= Prompt =
Answer each item from the NDRG1 abstract, one line per answer, numbered to match.
1. In which two cell lines did NDRG1 inhibit β-catenin phosphorylation?
2. What GSK3β-binding protein does NDRG1 up-regulate?
3. Which kinase, known to act as a transporter for β-catenin nuclear translocation, has its nuclear localization reduced by NDRG1?

------ Extract

The metastasis suppressor, NDRG1, modulates β-Catenin phosphorylation and nuclear translocation by mechanisms involving FRAT1 and PAK4

Abstract

N-myc downstream-regulated gene 1 (NDRG1) is a potent metastasis suppressor that has been demonstrated to inhibit the transforming growth factor-β (TGF-β)-induced epithelial mesenchymal transition (EMT) by maintaining E-cadherin and β-catenin at the cell membrane in prostate and colon cancer cells. However, the precise molecular mechanism remains unclear. In this investigation, we demonstrated that NDRG1 inhibited the phosphorylation of β-catenin at Ser33/37, Thr41 and increased non-phosphorylated β-catenin levels on the plasma membrane in DU145 prostate cancer cells and HT29 colon cancer cells. The mechanism of inhibiting β-catenin phosphorylation involved the NDRG1-mediated up-regulation of the GSK3β-binding protein, FRAT1, which prevents the association of GSK3β with the Axin1/APC/CK1 destruction complex and subsequent phosphorylation of β-catenin. Additionally, NDRG1 was shown to modulate the WNT/β-catenin pathway by inhibiting β-catenin nuclear translocation. This was mediated through its effect of reducing the nuclear localization of p21 activated kinase 4 (PAK4), which is known to act as a transporter for β-catenin nuclear translocation. The current study is the first to elucidate a unique molecular mechanism involved in the regulation of β-catenin phosphorylation and distribution by NDRG1.

------------
------ Records

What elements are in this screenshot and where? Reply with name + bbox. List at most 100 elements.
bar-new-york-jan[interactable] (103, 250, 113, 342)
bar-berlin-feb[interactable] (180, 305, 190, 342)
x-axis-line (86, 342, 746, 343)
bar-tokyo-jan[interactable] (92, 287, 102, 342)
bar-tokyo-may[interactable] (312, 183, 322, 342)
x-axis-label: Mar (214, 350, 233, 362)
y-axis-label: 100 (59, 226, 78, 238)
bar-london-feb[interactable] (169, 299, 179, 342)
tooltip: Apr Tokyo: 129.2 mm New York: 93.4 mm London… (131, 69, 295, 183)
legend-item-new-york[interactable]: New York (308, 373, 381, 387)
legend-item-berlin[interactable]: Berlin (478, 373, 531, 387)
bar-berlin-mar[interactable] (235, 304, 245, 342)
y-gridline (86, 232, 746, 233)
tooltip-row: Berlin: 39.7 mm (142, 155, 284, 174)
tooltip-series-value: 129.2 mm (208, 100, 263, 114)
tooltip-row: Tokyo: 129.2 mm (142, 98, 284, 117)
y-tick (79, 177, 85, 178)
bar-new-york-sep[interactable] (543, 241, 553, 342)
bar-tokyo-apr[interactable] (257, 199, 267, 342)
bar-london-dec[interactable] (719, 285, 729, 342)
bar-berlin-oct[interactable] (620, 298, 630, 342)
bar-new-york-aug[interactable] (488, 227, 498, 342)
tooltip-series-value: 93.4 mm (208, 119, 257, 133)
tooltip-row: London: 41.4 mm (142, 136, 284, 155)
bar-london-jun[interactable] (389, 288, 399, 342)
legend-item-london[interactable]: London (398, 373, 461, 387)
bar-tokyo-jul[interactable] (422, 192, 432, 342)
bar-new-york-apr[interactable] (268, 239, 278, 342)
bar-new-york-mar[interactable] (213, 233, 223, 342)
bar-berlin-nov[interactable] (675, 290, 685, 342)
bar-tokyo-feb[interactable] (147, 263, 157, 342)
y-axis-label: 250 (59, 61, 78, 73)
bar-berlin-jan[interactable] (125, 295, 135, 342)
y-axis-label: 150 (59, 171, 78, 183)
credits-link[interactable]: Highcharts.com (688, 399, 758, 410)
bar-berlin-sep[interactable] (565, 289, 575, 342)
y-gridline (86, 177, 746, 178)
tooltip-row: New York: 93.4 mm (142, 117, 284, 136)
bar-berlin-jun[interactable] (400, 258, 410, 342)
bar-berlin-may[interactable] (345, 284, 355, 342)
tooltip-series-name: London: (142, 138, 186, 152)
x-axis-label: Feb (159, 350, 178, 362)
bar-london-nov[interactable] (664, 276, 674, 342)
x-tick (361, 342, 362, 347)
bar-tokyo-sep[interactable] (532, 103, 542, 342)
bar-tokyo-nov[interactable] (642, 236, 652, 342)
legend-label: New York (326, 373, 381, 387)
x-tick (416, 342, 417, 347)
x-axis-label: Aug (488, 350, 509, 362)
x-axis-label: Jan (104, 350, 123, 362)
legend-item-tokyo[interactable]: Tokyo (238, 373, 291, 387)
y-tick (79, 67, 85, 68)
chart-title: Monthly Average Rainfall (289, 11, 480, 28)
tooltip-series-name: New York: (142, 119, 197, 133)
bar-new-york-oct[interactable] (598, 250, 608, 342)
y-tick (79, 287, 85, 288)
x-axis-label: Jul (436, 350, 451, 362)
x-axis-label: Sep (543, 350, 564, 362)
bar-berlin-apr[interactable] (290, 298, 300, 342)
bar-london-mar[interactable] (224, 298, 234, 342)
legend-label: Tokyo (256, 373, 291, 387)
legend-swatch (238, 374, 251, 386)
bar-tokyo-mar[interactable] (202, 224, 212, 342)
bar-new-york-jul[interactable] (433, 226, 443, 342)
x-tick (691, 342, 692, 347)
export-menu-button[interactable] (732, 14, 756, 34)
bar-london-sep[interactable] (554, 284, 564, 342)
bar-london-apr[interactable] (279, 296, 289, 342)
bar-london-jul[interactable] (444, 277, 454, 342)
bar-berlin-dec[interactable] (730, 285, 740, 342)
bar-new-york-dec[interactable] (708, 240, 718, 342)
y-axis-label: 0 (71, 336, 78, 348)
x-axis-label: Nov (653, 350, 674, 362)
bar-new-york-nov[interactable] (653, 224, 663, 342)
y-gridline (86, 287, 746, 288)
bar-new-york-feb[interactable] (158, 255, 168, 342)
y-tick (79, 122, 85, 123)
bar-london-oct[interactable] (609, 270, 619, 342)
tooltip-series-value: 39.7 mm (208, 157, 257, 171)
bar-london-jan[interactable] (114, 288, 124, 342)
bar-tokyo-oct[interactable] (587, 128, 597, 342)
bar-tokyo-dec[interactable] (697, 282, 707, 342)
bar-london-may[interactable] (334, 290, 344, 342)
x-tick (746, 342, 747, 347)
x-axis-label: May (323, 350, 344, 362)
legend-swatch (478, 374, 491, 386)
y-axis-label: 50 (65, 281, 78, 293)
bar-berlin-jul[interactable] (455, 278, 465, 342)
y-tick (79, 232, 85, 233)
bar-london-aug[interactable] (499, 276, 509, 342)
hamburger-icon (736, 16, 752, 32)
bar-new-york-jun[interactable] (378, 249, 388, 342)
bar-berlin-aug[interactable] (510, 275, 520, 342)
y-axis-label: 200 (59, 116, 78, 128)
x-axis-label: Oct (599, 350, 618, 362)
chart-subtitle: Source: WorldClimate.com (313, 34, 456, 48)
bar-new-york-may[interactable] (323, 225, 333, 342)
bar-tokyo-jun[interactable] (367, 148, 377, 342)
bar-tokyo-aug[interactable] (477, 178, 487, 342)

------------

= Result of this exercise =
1. DU145 prostate cancer cells and HT29 colon cancer cells
2. FRAT1
3. p21 activated kinase 4 (PAK4)